Task goal. Repeat every record exactly, but keep images out of the copy.

* START *

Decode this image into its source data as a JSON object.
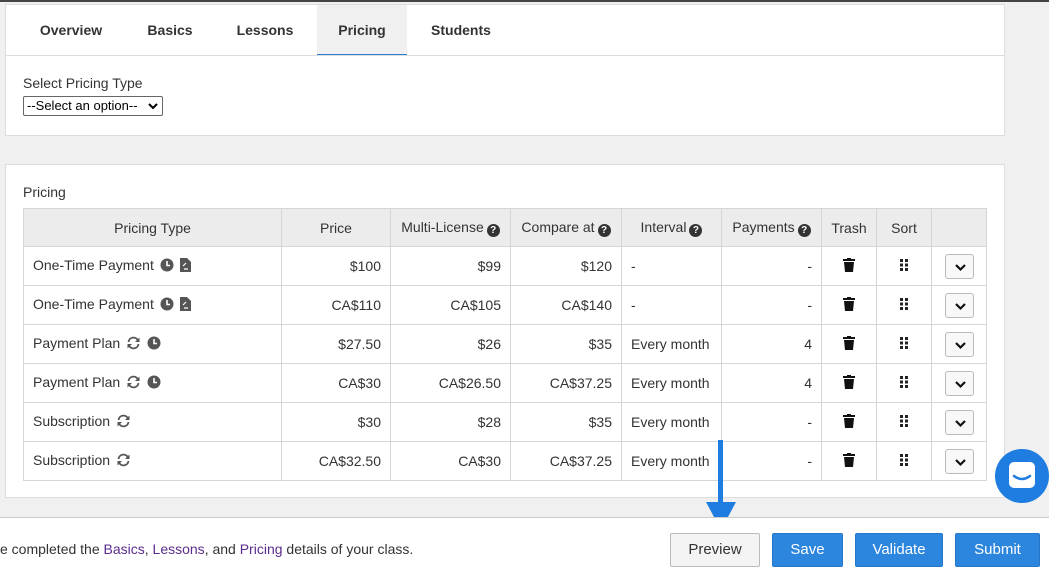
{
  "tabs": [
    {
      "label": "Overview"
    },
    {
      "label": "Basics"
    },
    {
      "label": "Lessons"
    },
    {
      "label": "Pricing",
      "active": true
    },
    {
      "label": "Students"
    }
  ],
  "select_section": {
    "label": "Select Pricing Type",
    "value": "--Select an option--"
  },
  "pricing": {
    "title": "Pricing",
    "headers": {
      "type": "Pricing Type",
      "price": "Price",
      "multi": "Multi-License",
      "compare": "Compare at",
      "interval": "Interval",
      "payments": "Payments",
      "trash": "Trash",
      "sort": "Sort"
    },
    "rows": [
      {
        "type": "One-Time Payment",
        "icons": [
          "clock-icon",
          "document-icon"
        ],
        "price": "$100",
        "multi": "$99",
        "compare": "$120",
        "interval": "-",
        "payments": "-"
      },
      {
        "type": "One-Time Payment",
        "icons": [
          "clock-icon",
          "document-icon"
        ],
        "price": "CA$110",
        "multi": "CA$105",
        "compare": "CA$140",
        "interval": "-",
        "payments": "-"
      },
      {
        "type": "Payment Plan",
        "icons": [
          "refresh-icon",
          "clock-icon"
        ],
        "price": "$27.50",
        "multi": "$26",
        "compare": "$35",
        "interval": "Every month",
        "payments": "4"
      },
      {
        "type": "Payment Plan",
        "icons": [
          "refresh-icon",
          "clock-icon"
        ],
        "price": "CA$30",
        "multi": "CA$26.50",
        "compare": "CA$37.25",
        "interval": "Every month",
        "payments": "4"
      },
      {
        "type": "Subscription",
        "icons": [
          "refresh-icon"
        ],
        "price": "$30",
        "multi": "$28",
        "compare": "$35",
        "interval": "Every month",
        "payments": "-"
      },
      {
        "type": "Subscription",
        "icons": [
          "refresh-icon"
        ],
        "price": "CA$32.50",
        "multi": "CA$30",
        "compare": "CA$37.25",
        "interval": "Every month",
        "payments": "-"
      }
    ]
  },
  "bottom": {
    "text_prefix": "e completed the ",
    "link_basics": "Basics",
    "sep1": ", ",
    "link_lessons": "Lessons",
    "sep2": ", and ",
    "link_pricing": "Pricing",
    "text_suffix": " details of your class.",
    "preview": "Preview",
    "save": "Save",
    "validate": "Validate",
    "submit": "Submit"
  },
  "colors": {
    "accent": "#2d86de",
    "link": "#5b2d8e",
    "arrow": "#1f7ce0"
  }
}
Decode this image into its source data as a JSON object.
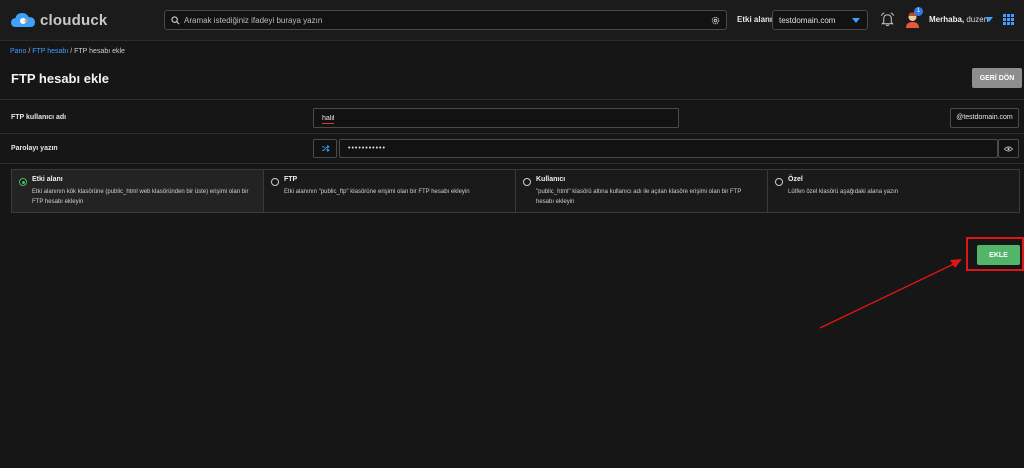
{
  "brand": {
    "name": "clouduck"
  },
  "search": {
    "placeholder": "Aramak istediğiniz ifadeyi buraya yazın"
  },
  "header": {
    "domain_label": "Etki alanı",
    "domain_value": "testdomain.com",
    "notification_count": "1",
    "greeting_prefix": "Merhaba,",
    "username": "duzen"
  },
  "breadcrumb": {
    "items": [
      "Pano",
      "FTP hesabı",
      "FTP hesabı ekle"
    ],
    "separator": " / "
  },
  "page": {
    "title": "FTP hesabı ekle",
    "back_label": "GERİ DÖN"
  },
  "form": {
    "username_label": "FTP kullanıcı adı",
    "username_value": "halil",
    "domain_suffix": "@testdomain.com",
    "password_label": "Parolayı yazın",
    "password_value": "•••••••••••"
  },
  "options": [
    {
      "title": "Etki alanı",
      "desc": "Etki alanının kök klasörüne (public_html web klasöründen bir üste) erişimi olan bir FTP hesabı ekleyin",
      "selected": true
    },
    {
      "title": "FTP",
      "desc": "Etki alanının \"public_ftp\" klasörüne erişimi olan bir FTP hesabı ekleyin",
      "selected": false
    },
    {
      "title": "Kullanıcı",
      "desc": "\"public_html\" klasörü altına kullanıcı adı ile açılan klasöre erişimi olan bir FTP hesabı ekleyin",
      "selected": false
    },
    {
      "title": "Özel",
      "desc": "Lütfen özel klasörü aşağıdaki alana yazın",
      "selected": false
    }
  ],
  "actions": {
    "add_label": "EKLE"
  },
  "colors": {
    "accent": "#3ea0ff",
    "success": "#53b56a",
    "annotation": "#e01515"
  }
}
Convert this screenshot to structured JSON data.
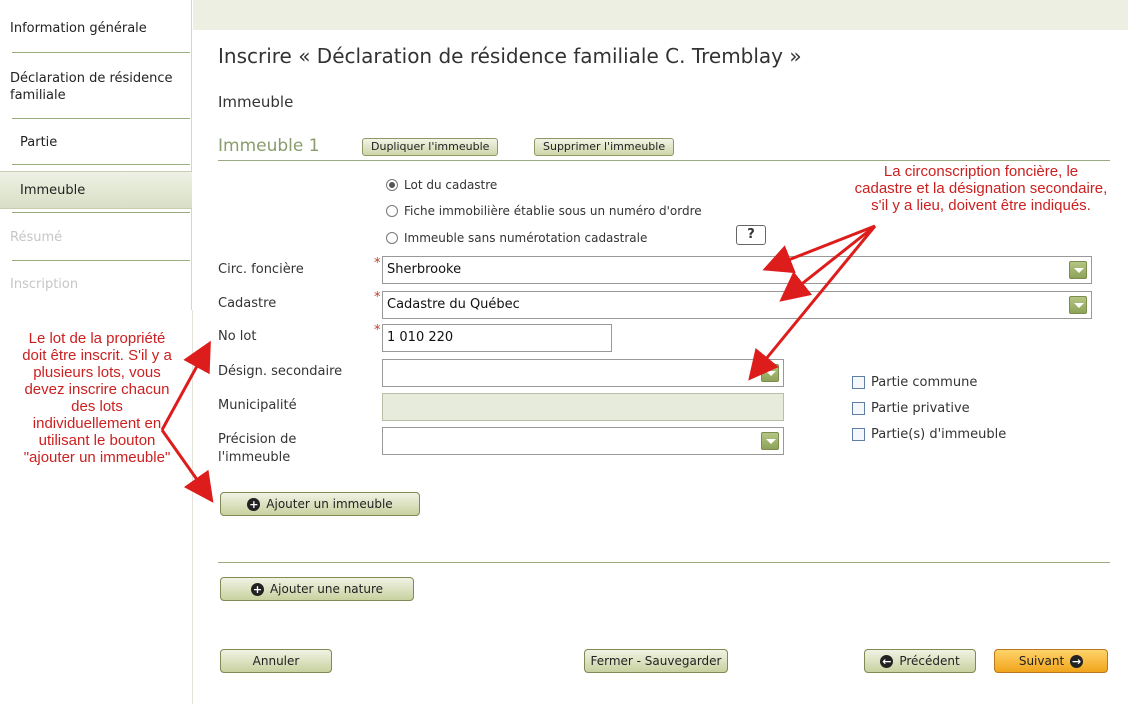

* END *

Task result.
Decode this image into its source data as a JSON object.
{
  "tabs": [
    {
      "label": "Overview"
    },
    {
      "label": "Basics"
    },
    {
      "label": "Lessons"
    },
    {
      "label": "Pricing",
      "active": true
    },
    {
      "label": "Students"
    }
  ],
  "select_section": {
    "label": "Select Pricing Type",
    "value": "--Select an option--"
  },
  "pricing": {
    "title": "Pricing",
    "headers": {
      "type": "Pricing Type",
      "price": "Price",
      "multi": "Multi-License",
      "compare": "Compare at",
      "interval": "Interval",
      "payments": "Payments",
      "trash": "Trash",
      "sort": "Sort"
    },
    "rows": [
      {
        "type": "One-Time Payment",
        "icons": [
          "clock-icon",
          "document-icon"
        ],
        "price": "$100",
        "multi": "$99",
        "compare": "$120",
        "interval": "-",
        "payments": "-"
      },
      {
        "type": "One-Time Payment",
        "icons": [
          "clock-icon",
          "document-icon"
        ],
        "price": "CA$110",
        "multi": "CA$105",
        "compare": "CA$140",
        "interval": "-",
        "payments": "-"
      },
      {
        "type": "Payment Plan",
        "icons": [
          "refresh-icon",
          "clock-icon"
        ],
        "price": "$27.50",
        "multi": "$26",
        "compare": "$35",
        "interval": "Every month",
        "payments": "4"
      },
      {
        "type": "Payment Plan",
        "icons": [
          "refresh-icon",
          "clock-icon"
        ],
        "price": "CA$30",
        "multi": "CA$26.50",
        "compare": "CA$37.25",
        "interval": "Every month",
        "payments": "4"
      },
      {
        "type": "Subscription",
        "icons": [
          "refresh-icon"
        ],
        "price": "$30",
        "multi": "$28",
        "compare": "$35",
        "interval": "Every month",
        "payments": "-"
      },
      {
        "type": "Subscription",
        "icons": [
          "refresh-icon"
        ],
        "price": "CA$32.50",
        "multi": "CA$30",
        "compare": "CA$37.25",
        "interval": "Every month",
        "payments": "-"
      }
    ]
  },
  "bottom": {
    "text_prefix": "e completed the ",
    "link_basics": "Basics",
    "sep1": ", ",
    "link_lessons": "Lessons",
    "sep2": ", and ",
    "link_pricing": "Pricing",
    "text_suffix": " details of your class.",
    "preview": "Preview",
    "save": "Save",
    "validate": "Validate",
    "submit": "Submit"
  },
  "colors": {
    "accent": "#2d86de",
    "link": "#5b2d8e",
    "arrow": "#1f7ce0"
  }
}
Decode this image into its source data as a JSON object.
{
  "brand": {
    "name": "clouduck"
  },
  "search": {
    "placeholder": "Aramak istediğiniz ifadeyi buraya yazın"
  },
  "header": {
    "domain_label": "Etki alanı",
    "domain_value": "testdomain.com",
    "notification_count": "1",
    "greeting_prefix": "Merhaba,",
    "username": "duzen"
  },
  "breadcrumb": {
    "items": [
      "Pano",
      "FTP hesabı",
      "FTP hesabı ekle"
    ],
    "separator": " / "
  },
  "page": {
    "title": "FTP hesabı ekle",
    "back_label": "GERİ DÖN"
  },
  "form": {
    "username_label": "FTP kullanıcı adı",
    "username_value": "halil",
    "domain_suffix": "@testdomain.com",
    "password_label": "Parolayı yazın",
    "password_value": "•••••••••••"
  },
  "options": [
    {
      "title": "Etki alanı",
      "desc": "Etki alanının kök klasörüne (public_html web klasöründen bir üste) erişimi olan bir FTP hesabı ekleyin",
      "selected": true
    },
    {
      "title": "FTP",
      "desc": "Etki alanının \"public_ftp\" klasörüne erişimi olan bir FTP hesabı ekleyin",
      "selected": false
    },
    {
      "title": "Kullanıcı",
      "desc": "\"public_html\" klasörü altına kullanıcı adı ile açılan klasöre erişimi olan bir FTP hesabı ekleyin",
      "selected": false
    },
    {
      "title": "Özel",
      "desc": "Lütfen özel klasörü aşağıdaki alana yazın",
      "selected": false
    }
  ],
  "actions": {
    "add_label": "EKLE"
  },
  "colors": {
    "accent": "#3ea0ff",
    "success": "#53b56a",
    "annotation": "#e01515"
  }
}
Convert this screenshot to structured JSON data.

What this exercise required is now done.